**Aim of the exercise:**
Copy out the entries below in full and exactly.

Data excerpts
<<<<
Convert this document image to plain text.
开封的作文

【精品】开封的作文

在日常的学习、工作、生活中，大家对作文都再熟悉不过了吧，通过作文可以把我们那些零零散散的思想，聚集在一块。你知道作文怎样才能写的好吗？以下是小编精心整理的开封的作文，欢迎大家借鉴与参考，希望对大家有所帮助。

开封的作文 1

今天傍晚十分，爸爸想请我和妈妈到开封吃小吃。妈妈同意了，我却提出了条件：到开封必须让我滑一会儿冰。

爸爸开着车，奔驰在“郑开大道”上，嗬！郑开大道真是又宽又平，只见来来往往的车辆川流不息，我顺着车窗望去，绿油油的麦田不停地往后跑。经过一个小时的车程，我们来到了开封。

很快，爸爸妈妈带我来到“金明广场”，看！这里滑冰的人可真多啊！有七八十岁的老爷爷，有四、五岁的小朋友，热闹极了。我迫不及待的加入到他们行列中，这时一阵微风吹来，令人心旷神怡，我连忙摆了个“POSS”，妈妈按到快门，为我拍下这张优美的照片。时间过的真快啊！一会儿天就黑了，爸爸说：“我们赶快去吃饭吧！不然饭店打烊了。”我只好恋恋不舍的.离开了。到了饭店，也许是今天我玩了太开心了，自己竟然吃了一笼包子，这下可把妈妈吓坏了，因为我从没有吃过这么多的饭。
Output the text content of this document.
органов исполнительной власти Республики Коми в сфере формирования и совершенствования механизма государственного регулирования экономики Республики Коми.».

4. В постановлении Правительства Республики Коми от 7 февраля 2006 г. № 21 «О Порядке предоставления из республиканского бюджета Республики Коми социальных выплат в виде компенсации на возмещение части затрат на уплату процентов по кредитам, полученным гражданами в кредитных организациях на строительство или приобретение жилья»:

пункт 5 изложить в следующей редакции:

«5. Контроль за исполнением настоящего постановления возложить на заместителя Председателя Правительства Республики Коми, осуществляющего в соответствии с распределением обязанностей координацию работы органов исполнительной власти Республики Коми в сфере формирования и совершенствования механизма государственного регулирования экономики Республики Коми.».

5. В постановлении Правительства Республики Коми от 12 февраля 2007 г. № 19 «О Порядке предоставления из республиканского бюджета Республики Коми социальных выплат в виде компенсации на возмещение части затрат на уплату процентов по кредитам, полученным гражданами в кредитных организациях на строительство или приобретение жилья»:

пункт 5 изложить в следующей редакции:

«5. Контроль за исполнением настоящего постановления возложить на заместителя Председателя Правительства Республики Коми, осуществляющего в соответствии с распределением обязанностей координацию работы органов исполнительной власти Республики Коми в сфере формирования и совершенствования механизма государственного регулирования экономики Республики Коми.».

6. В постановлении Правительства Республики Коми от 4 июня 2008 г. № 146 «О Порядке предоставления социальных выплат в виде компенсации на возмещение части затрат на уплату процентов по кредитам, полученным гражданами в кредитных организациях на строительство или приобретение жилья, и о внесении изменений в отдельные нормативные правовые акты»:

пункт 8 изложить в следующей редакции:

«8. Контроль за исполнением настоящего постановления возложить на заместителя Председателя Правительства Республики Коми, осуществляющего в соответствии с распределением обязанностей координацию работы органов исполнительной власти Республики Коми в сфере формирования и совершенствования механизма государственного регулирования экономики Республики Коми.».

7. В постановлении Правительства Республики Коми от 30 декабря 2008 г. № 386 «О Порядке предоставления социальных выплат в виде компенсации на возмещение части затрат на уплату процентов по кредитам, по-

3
>>>>
**Final answer:**
Convert this document image to plain text.
开封的作文

【精品】开封的作文

在日常的学习、工作、生活中，大家对作文都再熟悉不过了吧，通过作文可以把我们那些零零散散的思想，聚集在一块。你知道作文怎样才能写的好吗？以下是小编精心整理的开封的作文，欢迎大家借鉴与参考，希望对大家有所帮助。

开封的作文 1

今天傍晚十分，爸爸想请我和妈妈到开封吃小吃。妈妈同意了，我却提出了条件：到开封必须让我滑一会儿冰。

爸爸开着车，奔驰在“郑开大道”上，嗬！郑开大道真是又宽又平，只见来来往往的车辆川流不息，我顺着车窗望去，绿油油的麦田不停地往后跑。经过一个小时的车程，我们来到了开封。

很快，爸爸妈妈带我来到“金明广场”，看！这里滑冰的人可真多啊！有七八十岁的老爷爷，有四、五岁的小朋友，热闹极了。我迫不及待的加入到他们行列中，这时一阵微风吹来，令人心旷神怡，我连忙摆了个“POSS”，妈妈按到快门，为我拍下这张优美的照片。时间过的真快啊！一会儿天就黑了，爸爸说：“我们赶快去吃饭吧！不然饭店打烊了。”我只好恋恋不舍的.离开了。到了饭店，也许是今天我玩了太开心了，自己竟然吃了一笼包子，这下可把妈妈吓坏了，因为我从没有吃过这么多的饭。
Output the text content of this document.
органов исполнительной власти Республики Коми в сфере формирования и совершенствования механизма государственного регулирования экономики Республики Коми.».

4. В постановлении Правительства Республики Коми от 7 февраля 2006 г. № 21 «О Порядке предоставления из республиканского бюджета Республики Коми социальных выплат в виде компенсации на возмещение части затрат на уплату процентов по кредитам, полученным гражданами в кредитных организациях на строительство или приобретение жилья»:

пункт 5 изложить в следующей редакции:

«5. Контроль за исполнением настоящего постановления возложить на заместителя Председателя Правительства Республики Коми, осуществляющего в соответствии с распределением обязанностей координацию работы органов исполнительной власти Республики Коми в сфере формирования и совершенствования механизма государственного регулирования экономики Республики Коми.».

5. В постановлении Правительства Республики Коми от 12 февраля 2007 г. № 19 «О Порядке предоставления из республиканского бюджета Республики Коми социальных выплат в виде компенсации на возмещение части затрат на уплату процентов по кредитам, полученным гражданами в кредитных организациях на строительство или приобретение жилья»:

пункт 5 изложить в следующей редакции:

«5. Контроль за исполнением настоящего постановления возложить на заместителя Председателя Правительства Республики Коми, осуществляющего в соответствии с распределением обязанностей координацию работы органов исполнительной власти Республики Коми в сфере формирования и совершенствования механизма государственного регулирования экономики Республики Коми.».

6. В постановлении Правительства Республики Коми от 4 июня 2008 г. № 146 «О Порядке предоставления социальных выплат в виде компенсации на возмещение части затрат на уплату процентов по кредитам, полученным гражданами в кредитных организациях на строительство или приобретение жилья, и о внесении изменений в отдельные нормативные правовые акты»:

пункт 8 изложить в следующей редакции:

«8. Контроль за исполнением настоящего постановления возложить на заместителя Председателя Правительства Республики Коми, осуществляющего в соответствии с распределением обязанностей координацию работы органов исполнительной власти Республики Коми в сфере формирования и совершенствования механизма государственного регулирования экономики Республики Коми.».

7. В постановлении Правительства Республики Коми от 30 декабря 2008 г. № 386 «О Порядке предоставления социальных выплат в виде компенсации на возмещение части затрат на уплату процентов по кредитам, по-

3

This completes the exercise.